• TASK TO CARRY OUT
Your task is to retype each line of the data below exactly.

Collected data

'''

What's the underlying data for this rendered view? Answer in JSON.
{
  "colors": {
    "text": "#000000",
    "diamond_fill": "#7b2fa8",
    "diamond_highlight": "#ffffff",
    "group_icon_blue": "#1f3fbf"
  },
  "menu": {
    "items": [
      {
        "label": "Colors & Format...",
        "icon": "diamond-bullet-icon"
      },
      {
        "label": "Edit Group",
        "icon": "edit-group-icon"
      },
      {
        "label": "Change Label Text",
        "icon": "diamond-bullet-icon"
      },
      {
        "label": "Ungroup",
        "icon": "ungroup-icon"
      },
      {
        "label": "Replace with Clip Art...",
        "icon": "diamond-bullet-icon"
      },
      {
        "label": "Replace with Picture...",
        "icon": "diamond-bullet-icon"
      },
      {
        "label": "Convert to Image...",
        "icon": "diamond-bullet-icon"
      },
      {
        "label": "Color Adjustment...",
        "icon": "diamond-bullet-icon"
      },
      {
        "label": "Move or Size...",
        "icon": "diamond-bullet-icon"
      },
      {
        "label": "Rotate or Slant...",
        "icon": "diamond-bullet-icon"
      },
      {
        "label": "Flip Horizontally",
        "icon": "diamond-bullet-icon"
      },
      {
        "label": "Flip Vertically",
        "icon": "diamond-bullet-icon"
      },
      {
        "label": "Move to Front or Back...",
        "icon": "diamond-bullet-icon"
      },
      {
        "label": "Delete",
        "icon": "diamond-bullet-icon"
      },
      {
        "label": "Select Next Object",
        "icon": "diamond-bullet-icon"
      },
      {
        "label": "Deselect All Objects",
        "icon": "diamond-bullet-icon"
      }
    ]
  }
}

'''

• TASK SOLUTION
What's the underlying data for this rendered view? Answer in JSON.
{
  "colors": {
    "text": "#000000",
    "diamond_fill": "#7b2fa8",
    "diamond_highlight": "#ffffff",
    "group_icon_blue": "#1f3fbf"
  },
  "menu": {
    "items": [
      {
        "label": "Colors & Format...",
        "icon": "diamond-bullet-icon"
      },
      {
        "label": "Edit Group",
        "icon": "edit-group-icon"
      },
      {
        "label": "Change Label Text",
        "icon": "diamond-bullet-icon"
      },
      {
        "label": "Ungroup",
        "icon": "ungroup-icon"
      },
      {
        "label": "Replace with Clip Art...",
        "icon": "diamond-bullet-icon"
      },
      {
        "label": "Replace with Picture...",
        "icon": "diamond-bullet-icon"
      },
      {
        "label": "Convert to Image...",
        "icon": "diamond-bullet-icon"
      },
      {
        "label": "Color Adjustment...",
        "icon": "diamond-bullet-icon"
      },
      {
        "label": "Move or Size...",
        "icon": "diamond-bullet-icon"
      },
      {
        "label": "Rotate or Slant...",
        "icon": "diamond-bullet-icon"
      },
      {
        "label": "Flip Horizontally",
        "icon": "diamond-bullet-icon"
      },
      {
        "label": "Flip Vertically",
        "icon": "diamond-bullet-icon"
      },
      {
        "label": "Move to Front or Back...",
        "icon": "diamond-bullet-icon"
      },
      {
        "label": "Delete",
        "icon": "diamond-bullet-icon"
      },
      {
        "label": "Select Next Object",
        "icon": "diamond-bullet-icon"
      },
      {
        "label": "Deselect All Objects",
        "icon": "diamond-bullet-icon"
      }
    ]
  }
}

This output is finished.